***** Article *****

The volatile turn of the 17th century, riled by the deepening schism between Catholics and Protestants, is the setting for Kerry McCarthy’s magisterial biography of the master musician William Byrd, hailed as the phoenix of his generation, and one of the most beloved composers of Elizabethan England. It was an age of contradictions: a time when Shakespeare wrote Othello, Lear, and Macbeth, when Puritan fervor built new communities in a new land, when possessing a pamphlet of sacred music might condemn you to death.

McCarthy provides a vivid account of the dynamics and changing mores of the era, illustrated by the life of one musician whose extraordinary talent was balanced by a profoundly workaday life. He struggled to pay his bills, quarreled with neighbors, tried to get ahead. He followed politics, and made both sacrifices and compromises around his own Catholicism. As McCarthy portrays the moment, it was a time of exploration, upheaval, and extremism. One could “attend an open scholarly debate and see dissenters burned at the stake, sometimes on the same day.”

*****

◆ Short task A ◆
In the passage on the William Byrd biography, what was Byrd hailed as?
◆ Short task B ◆
Reproduce the passage on the William Byrd biography word for word, starting at "The volatile turn" and ending at "you to death.".
◆ Short task C ◆
Extend the passage on the William Byrd biography with new sentences that follow on from its last one.

***** Data section *****

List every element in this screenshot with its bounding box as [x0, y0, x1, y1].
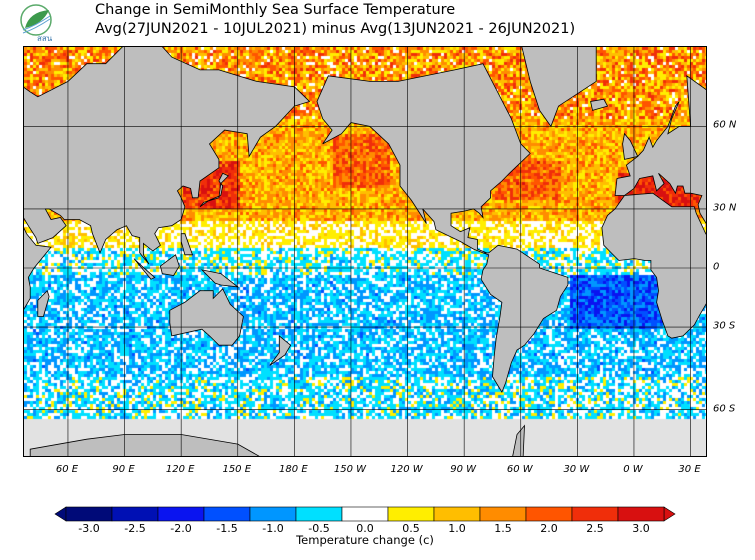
land-south-america [480, 244, 569, 393]
land-madagascar [37, 289, 50, 317]
legend-swatch [65, 506, 113, 522]
legend-label: -0.5 [308, 522, 330, 535]
legend-label: 2.5 [586, 522, 604, 535]
legend-swatch [387, 506, 435, 522]
land-layer [24, 47, 706, 456]
longitude-label: 120 E [165, 464, 195, 475]
land-borneo [159, 254, 180, 276]
legend-swatch [111, 506, 159, 522]
latitude-label: 30 S [713, 320, 736, 332]
legend-swatch [341, 506, 389, 522]
chart-subtitle: Avg(27JUN2021 - 10JUL2021) minus Avg(13J… [95, 21, 576, 37]
svg-text:สสน: สสน [37, 34, 53, 42]
land-eurasia [24, 47, 295, 265]
longitude-label: 90 W [450, 464, 477, 475]
legend-swatch [157, 506, 205, 522]
chart-title: Change in SemiMonthly Sea Surface Temper… [95, 2, 456, 18]
legend-label: 1.5 [494, 522, 512, 535]
longitude-label: 60 W [506, 464, 533, 475]
land-eurasia [614, 74, 706, 224]
legend-label: 0.0 [356, 522, 374, 535]
legend-swatch [295, 506, 343, 522]
longitude-label: 150 E [222, 464, 252, 475]
land-sumatra [133, 258, 156, 280]
legend-label: -1.0 [262, 522, 284, 535]
longitude-label: 30 E [678, 464, 701, 475]
legend-label: -2.5 [124, 522, 146, 535]
land-new-zealand [269, 335, 292, 366]
legend-label: 3.0 [632, 522, 650, 535]
land-antarctica [512, 424, 525, 456]
legend-title: Temperature change (c) [296, 533, 434, 547]
legend-label: 2.0 [540, 522, 558, 535]
land-north-america [316, 63, 531, 254]
longitude-label: 120 W [390, 464, 423, 475]
land-antarctica [29, 434, 260, 456]
legend-high-arrow [663, 506, 676, 522]
land-greenland [521, 47, 597, 128]
legend-swatch [571, 506, 619, 522]
legend-swatch [203, 506, 251, 522]
latitude-label: 0 [713, 261, 720, 273]
latitude-label: 60 N [713, 119, 737, 131]
longitude-label: 180 E [279, 464, 308, 475]
legend-swatch [617, 506, 665, 522]
legend-label: 0.5 [402, 522, 420, 535]
land-australia [169, 288, 244, 346]
latitude-label: 30 N [713, 202, 737, 214]
longitude-label: 60 E [55, 464, 79, 475]
latitude-label: 60 S [713, 403, 736, 415]
legend-swatch [525, 506, 573, 522]
land-chukotka [293, 85, 311, 107]
legend-swatch [433, 506, 481, 522]
land-philippines [180, 233, 194, 256]
longitude-label: 90 E [112, 464, 135, 475]
legend-label: 1.0 [448, 522, 466, 535]
longitude-label: 150 W [333, 464, 367, 475]
land-africa [24, 227, 52, 310]
legend-swatch [249, 506, 297, 522]
legend-low-arrow [54, 506, 67, 522]
land-new-guinea [200, 269, 240, 288]
land-iceland [590, 98, 609, 111]
legend-label: -1.5 [216, 522, 238, 535]
land-africa [601, 192, 706, 339]
longitude-label: 0 W [623, 464, 643, 475]
legend-swatch [479, 506, 527, 522]
legend-label: -3.0 [78, 522, 100, 535]
land-japan [199, 172, 229, 208]
legend-label: -2.0 [170, 522, 192, 535]
longitude-label: 30 W [563, 464, 590, 475]
logo: สสน [20, 4, 53, 42]
land-britain [622, 132, 639, 160]
sst-change-map [23, 46, 707, 457]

*****

◆ Expected answer A ◆
The phoenix of his generation.

◆ Expected answer B ◆
The volatile turn of the 17th century, riled by the deepening schism between Catholics and Protestants, is the setting for Kerry McCarthy’s magisterial biography of the master musician William Byrd, hailed as the phoenix of his generation, and one of the most beloved composers of Elizabethan England. It was an age of contradictions: a time when Shakespeare wrote Othello, Lear, and Macbeth, when Puritan fervor built new communities in a new land, when possessing a pamphlet of sacred music might condemn you to death.

◆ Expected answer C ◆
McCarthy comes to Byrd as a musician first, and offers the reader thoughtful analyses of the composer’s music, from his earliest popular motets to his secret and sometimes illegal final works. The book includes extensive analysis of the music—a delight for any musician looking for a close reading of Byrd’s masterful scores. However, McCarthy’s approach invites students of history, literature, and culture to the table, even if the reader has little background in musicology. This is fitting. Byrd’s career was a balance of his unquenchable enthusiasm for the music, and the necessity of navigating a complex and changing world. 

William Byrd’s life spanned a period of religious and political volatility. His talent earned leniency that few other subjects might have won at the time. He was lucky he wasn’t condemned for treason—and so are we.